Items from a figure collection
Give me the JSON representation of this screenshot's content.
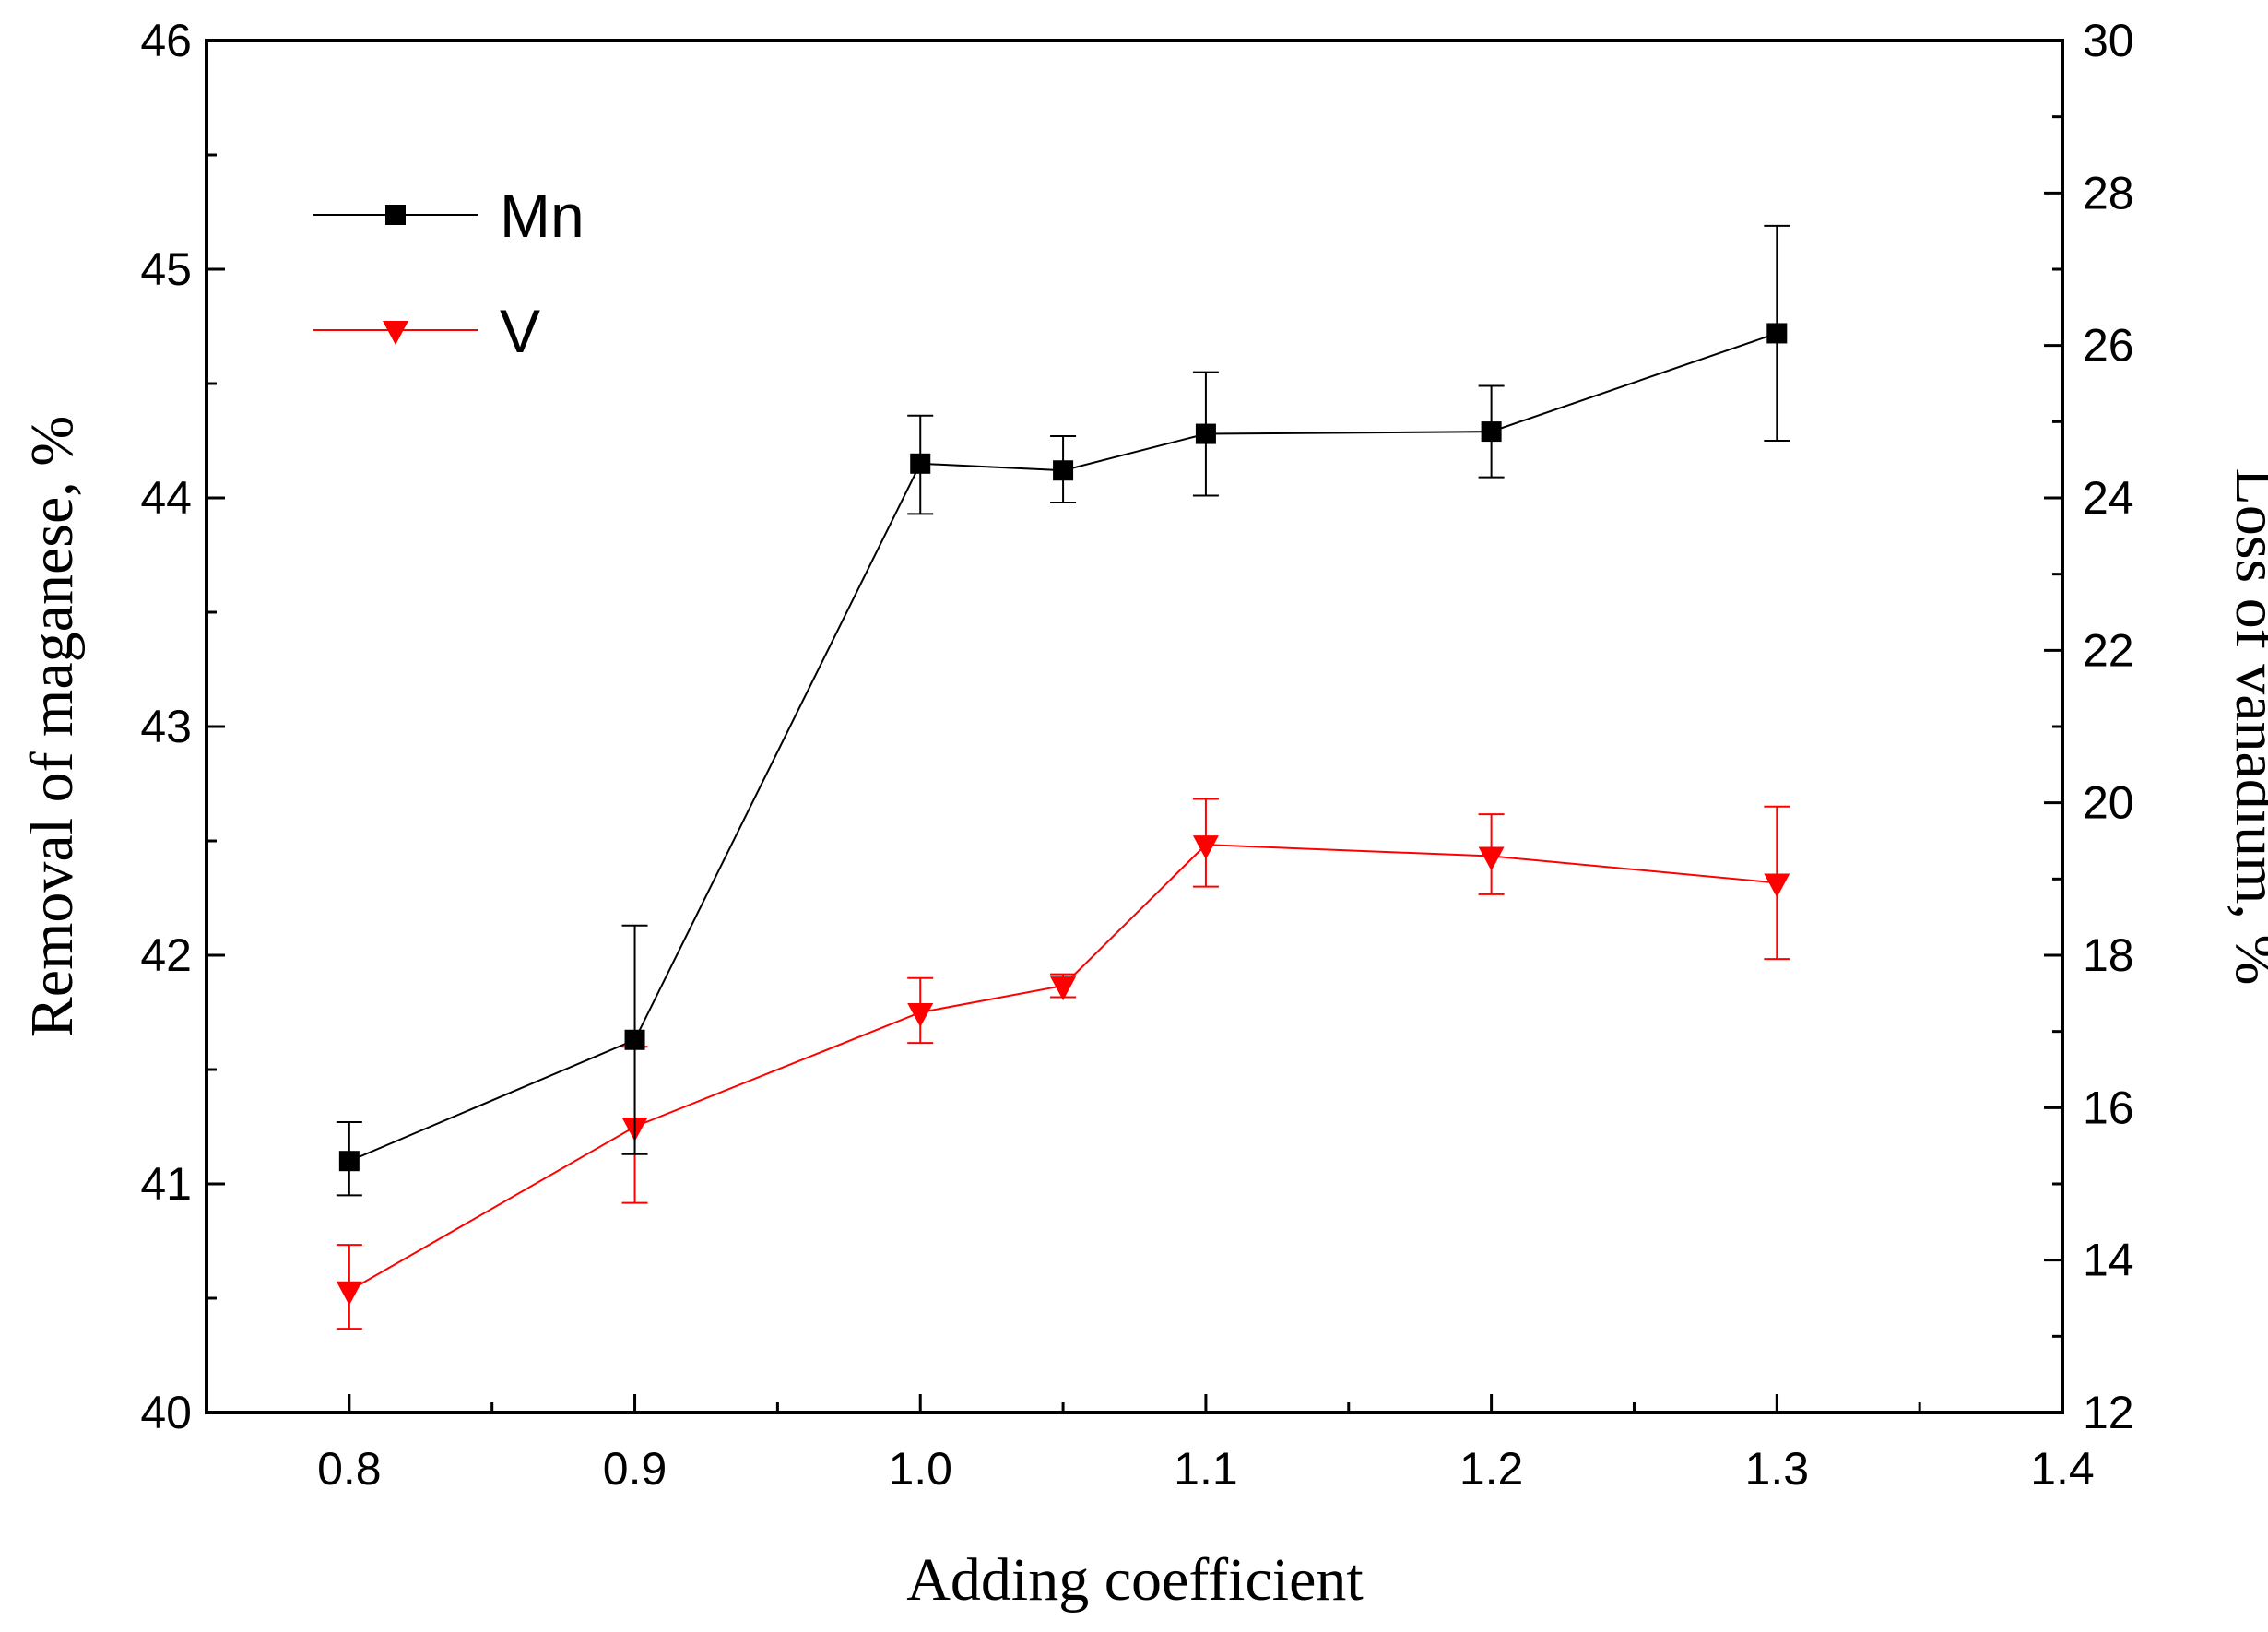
{
  "chart_data": {
    "type": "line",
    "xlabel": "Adding coefficient",
    "ylabel_left": "Removal of maganese, %",
    "ylabel_right": "Loss of vanadium, %",
    "xlim": [
      0.75,
      1.4
    ],
    "ylim_left": [
      40,
      46
    ],
    "ylim_right": [
      12,
      30
    ],
    "x_ticks": [
      "0.8",
      "0.9",
      "1.0",
      "1.1",
      "1.2",
      "1.3",
      "1.4"
    ],
    "y_left_ticks": [
      "40",
      "41",
      "42",
      "43",
      "44",
      "45",
      "46"
    ],
    "y_right_ticks": [
      "12",
      "14",
      "16",
      "18",
      "20",
      "22",
      "24",
      "26",
      "28",
      "30"
    ],
    "grid": false,
    "legend_position": "top-left",
    "series": [
      {
        "name": "Mn",
        "axis": "left",
        "color": "#000000",
        "marker": "square",
        "points": [
          {
            "x": 0.8,
            "y": 41.1,
            "err_low": 0.15,
            "err_high": 0.17
          },
          {
            "x": 0.9,
            "y": 41.63,
            "err_low": 0.5,
            "err_high": 0.5
          },
          {
            "x": 1.0,
            "y": 44.15,
            "err_low": 0.22,
            "err_high": 0.21
          },
          {
            "x": 1.05,
            "y": 44.12,
            "err_low": 0.14,
            "err_high": 0.15
          },
          {
            "x": 1.1,
            "y": 44.28,
            "err_low": 0.27,
            "err_high": 0.27
          },
          {
            "x": 1.2,
            "y": 44.29,
            "err_low": 0.2,
            "err_high": 0.2
          },
          {
            "x": 1.3,
            "y": 44.72,
            "err_low": 0.47,
            "err_high": 0.47
          }
        ]
      },
      {
        "name": "V",
        "axis": "right",
        "color": "#ff0000",
        "marker": "triangle-down",
        "points": [
          {
            "x": 0.8,
            "y": 13.6,
            "err_low": 0.5,
            "err_high": 0.6
          },
          {
            "x": 0.9,
            "y": 15.75,
            "err_low": 1.0,
            "err_high": 1.05
          },
          {
            "x": 1.0,
            "y": 17.25,
            "err_low": 0.4,
            "err_high": 0.45
          },
          {
            "x": 1.05,
            "y": 17.6,
            "err_low": 0.15,
            "err_high": 0.15
          },
          {
            "x": 1.1,
            "y": 19.45,
            "err_low": 0.55,
            "err_high": 0.6
          },
          {
            "x": 1.2,
            "y": 19.3,
            "err_low": 0.5,
            "err_high": 0.55
          },
          {
            "x": 1.3,
            "y": 18.95,
            "err_low": 1.0,
            "err_high": 1.0
          }
        ]
      }
    ]
  }
}
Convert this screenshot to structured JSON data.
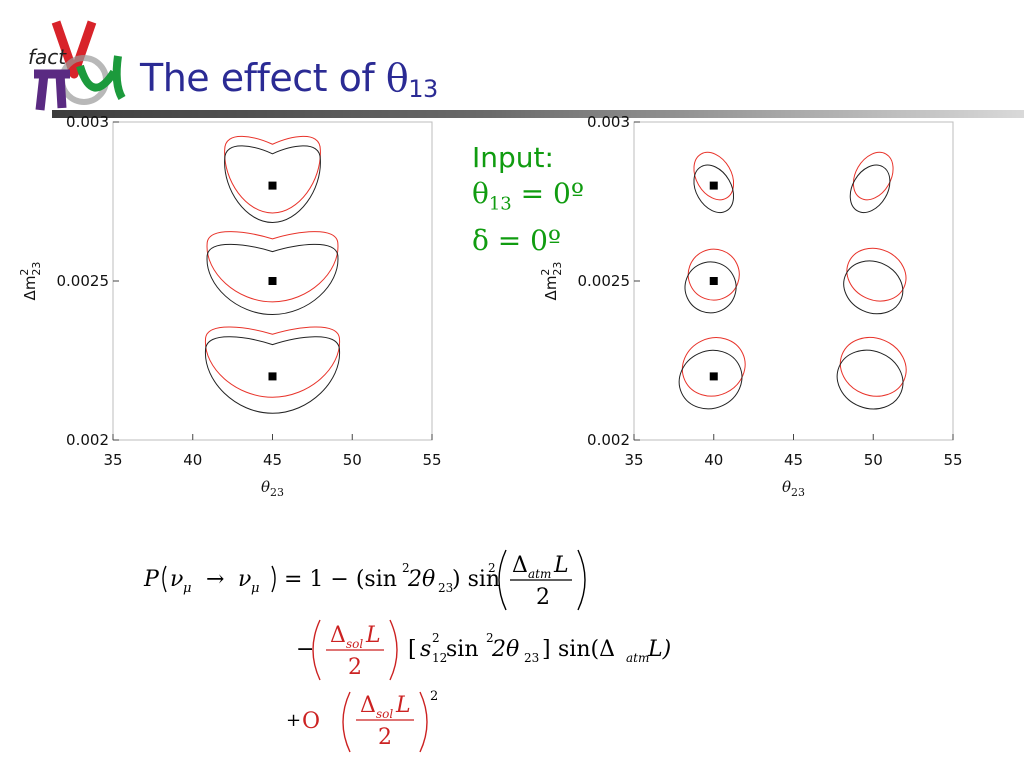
{
  "slide": {
    "title_text": "The effect of ",
    "title_symbol": "θ",
    "title_subscript": "13",
    "logo_text": "fact"
  },
  "input": {
    "heading": "Input:",
    "theta_symbol": "θ",
    "theta_subscript": "13",
    "theta_value": " = 0º",
    "delta_text": "δ = 0º"
  },
  "colors": {
    "title": "#2b2b94",
    "input": "#109c10",
    "contour_red": "#e8332a",
    "contour_black": "#222222",
    "formula_red": "#cc2222"
  },
  "chart_data": [
    {
      "type": "scatter",
      "xlabel": "θ23",
      "ylabel": "Δm223",
      "xlim": [
        35,
        55
      ],
      "ylim": [
        0.002,
        0.003
      ],
      "xticks": [
        "35",
        "40",
        "45",
        "50",
        "55"
      ],
      "yticks": [
        "0.002",
        "0.0025",
        "0.003"
      ],
      "grid": false,
      "true_points": [
        {
          "x": 45,
          "y": 0.0028
        },
        {
          "x": 45,
          "y": 0.0025
        },
        {
          "x": 45,
          "y": 0.0022
        }
      ],
      "contours": [
        {
          "color": "red",
          "cx": 45,
          "cy": 0.00284,
          "x_halfwidth": 3.0,
          "y_halfwidth": 0.00012
        },
        {
          "color": "black",
          "cx": 45,
          "cy": 0.00281,
          "x_halfwidth": 3.0,
          "y_halfwidth": 0.00012
        },
        {
          "color": "red",
          "cx": 45,
          "cy": 0.00255,
          "x_halfwidth": 4.1,
          "y_halfwidth": 0.00011
        },
        {
          "color": "black",
          "cx": 45,
          "cy": 0.00251,
          "x_halfwidth": 4.1,
          "y_halfwidth": 0.00011
        },
        {
          "color": "red",
          "cx": 45,
          "cy": 0.00225,
          "x_halfwidth": 4.2,
          "y_halfwidth": 0.00011
        },
        {
          "color": "black",
          "cx": 45,
          "cy": 0.00221,
          "x_halfwidth": 4.2,
          "y_halfwidth": 0.00012
        }
      ]
    },
    {
      "type": "scatter",
      "xlabel": "θ23",
      "ylabel": "Δm223",
      "xlim": [
        35,
        55
      ],
      "ylim": [
        0.002,
        0.003
      ],
      "xticks": [
        "35",
        "40",
        "45",
        "50",
        "55"
      ],
      "yticks": [
        "0.002",
        "0.0025",
        "0.003"
      ],
      "grid": false,
      "true_points": [
        {
          "x": 40,
          "y": 0.0028
        },
        {
          "x": 40,
          "y": 0.0025
        },
        {
          "x": 40,
          "y": 0.0022
        }
      ],
      "contours": [
        {
          "color": "red",
          "cx": 40,
          "cy": 0.00283,
          "rx": 1.1,
          "ry": 8e-05,
          "tilt": -30
        },
        {
          "color": "black",
          "cx": 40,
          "cy": 0.00279,
          "rx": 1.1,
          "ry": 8e-05,
          "tilt": -30
        },
        {
          "color": "red",
          "cx": 50,
          "cy": 0.00283,
          "rx": 1.1,
          "ry": 8e-05,
          "tilt": 30
        },
        {
          "color": "black",
          "cx": 49.8,
          "cy": 0.00279,
          "rx": 1.1,
          "ry": 8e-05,
          "tilt": 30
        },
        {
          "color": "red",
          "cx": 40,
          "cy": 0.00252,
          "rx": 1.6,
          "ry": 8e-05,
          "tilt": -25
        },
        {
          "color": "black",
          "cx": 39.8,
          "cy": 0.00248,
          "rx": 1.6,
          "ry": 8e-05,
          "tilt": -25
        },
        {
          "color": "red",
          "cx": 50.2,
          "cy": 0.00252,
          "rx": 1.9,
          "ry": 8e-05,
          "tilt": 25
        },
        {
          "color": "black",
          "cx": 50,
          "cy": 0.00248,
          "rx": 1.9,
          "ry": 8e-05,
          "tilt": 25
        },
        {
          "color": "red",
          "cx": 40,
          "cy": 0.00223,
          "rx": 2.0,
          "ry": 9e-05,
          "tilt": -25
        },
        {
          "color": "black",
          "cx": 39.8,
          "cy": 0.00219,
          "rx": 2.0,
          "ry": 9e-05,
          "tilt": -25
        },
        {
          "color": "red",
          "cx": 50,
          "cy": 0.00223,
          "rx": 2.1,
          "ry": 9e-05,
          "tilt": 22
        },
        {
          "color": "black",
          "cx": 49.8,
          "cy": 0.00219,
          "rx": 2.1,
          "ry": 9e-05,
          "tilt": 22
        }
      ]
    }
  ],
  "formula": {
    "line1": {
      "P": "P",
      "nu1": "ν",
      "mu1": "μ",
      "arrow": "→",
      "nu2": "ν",
      "mu2": "μ",
      "rhs": "= 1 − (sin",
      "sq": "2",
      "two_theta": " 2θ",
      "sub23": "23",
      "close_sin": ") sin",
      "sq2": "2",
      "frac_num": "Δ",
      "frac_num_sub": "atm",
      "frac_num_L": "L",
      "frac_den": "2"
    },
    "line2": {
      "minus": "−",
      "frac_num": "Δ",
      "frac_num_sub": "sol",
      "frac_num_L": "L",
      "frac_den": "2",
      "bracket_open": "[",
      "s": "s",
      "s_sub": "12",
      "s_sup": "2",
      "sin": " sin",
      "sin_sup": "2",
      "two_theta": " 2θ",
      "sub23": "23",
      "bracket_close": "]",
      "sin2": "sin(Δ",
      "atm_sub": "atm",
      "L_close": "L)"
    },
    "line3": {
      "plus": "+",
      "O": "O",
      "frac_num": "Δ",
      "frac_num_sub": "sol",
      "frac_num_L": "L",
      "frac_den": "2",
      "sup": "2"
    }
  }
}
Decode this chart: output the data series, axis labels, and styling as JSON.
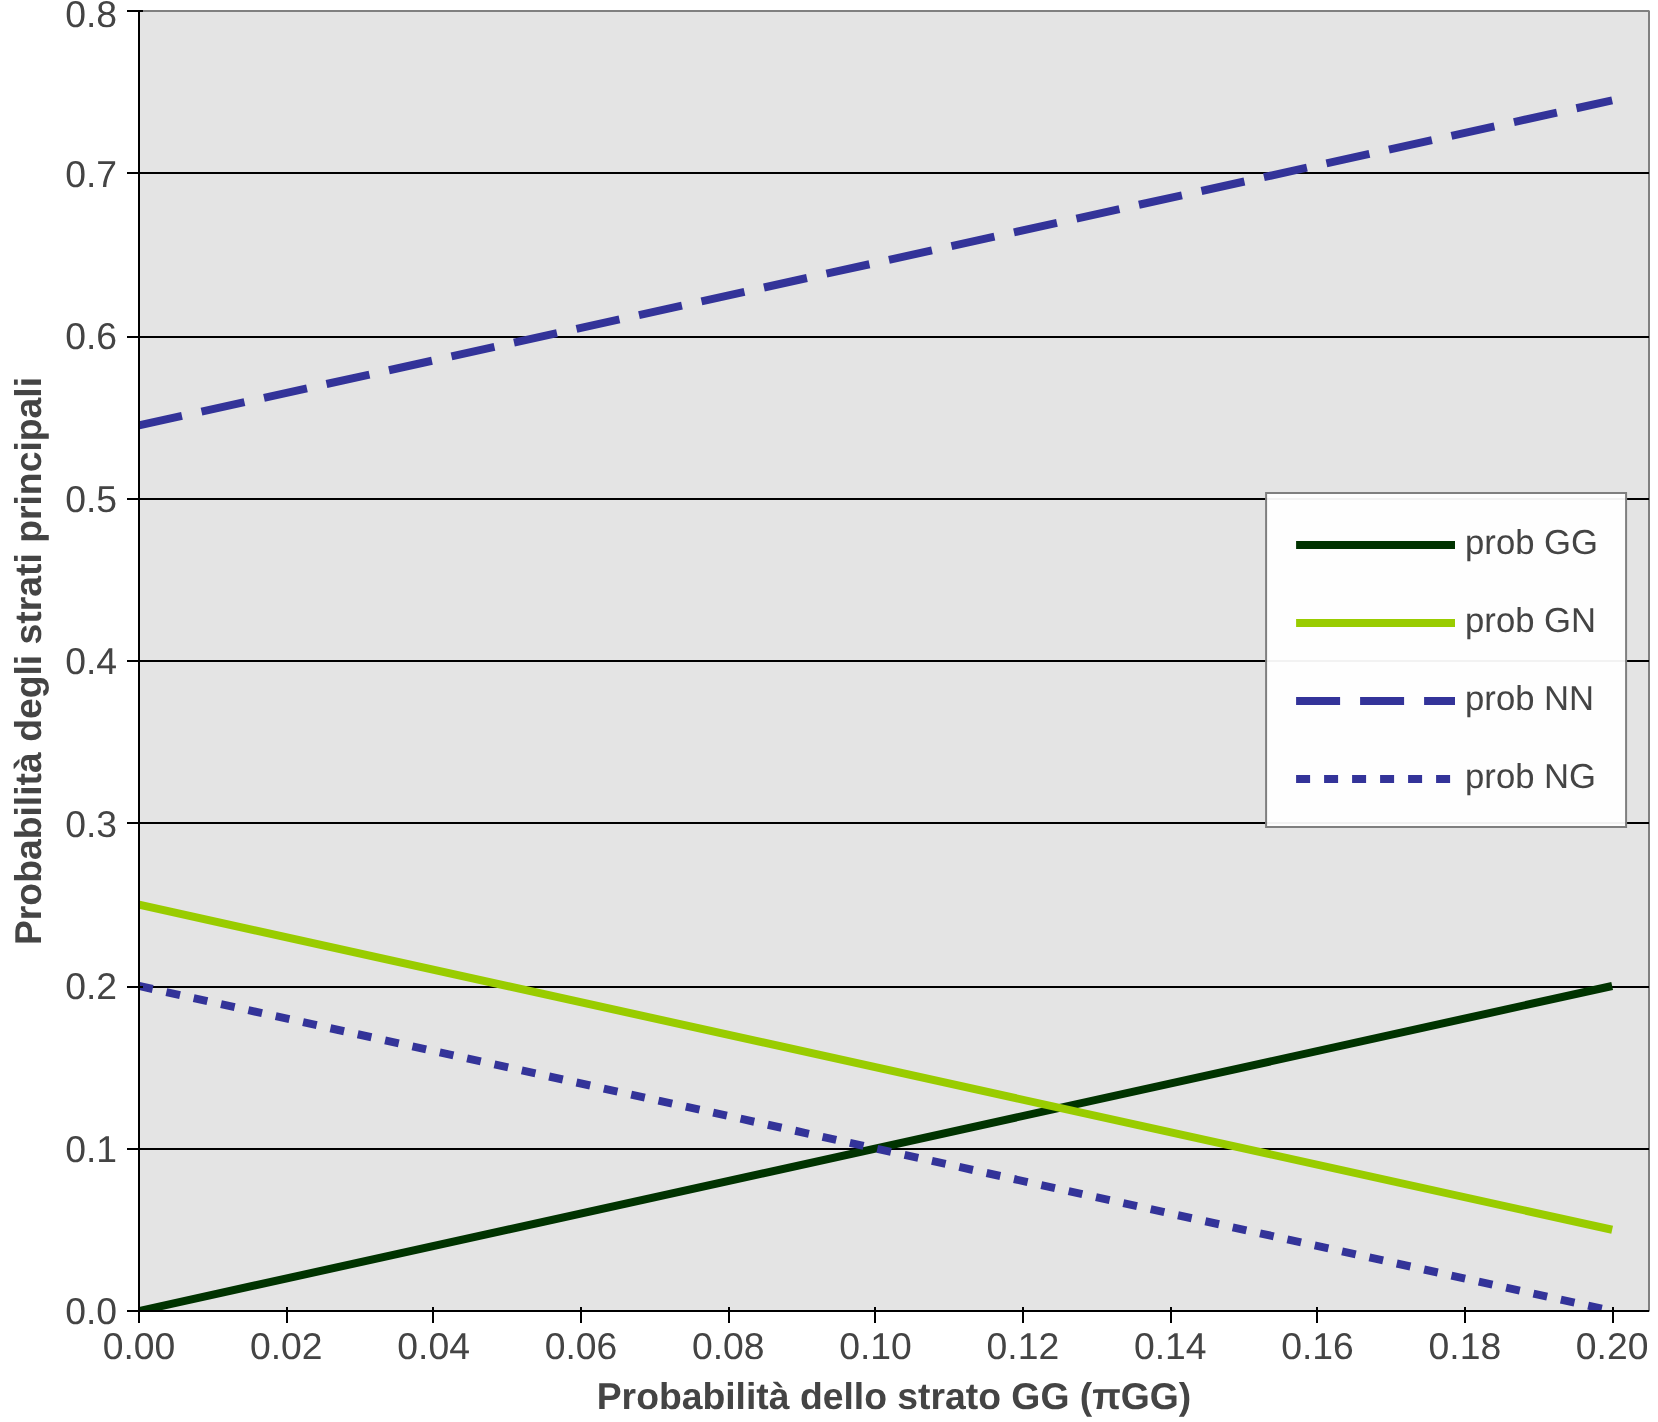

### WHAT IS EXPECTED
Using the records above, copy each line that contains "axis".

### FINAL RESULT
        "axis": "left",
        "axis": "right",
Decode this chart: output the data series, axis labels, and styling as JSON.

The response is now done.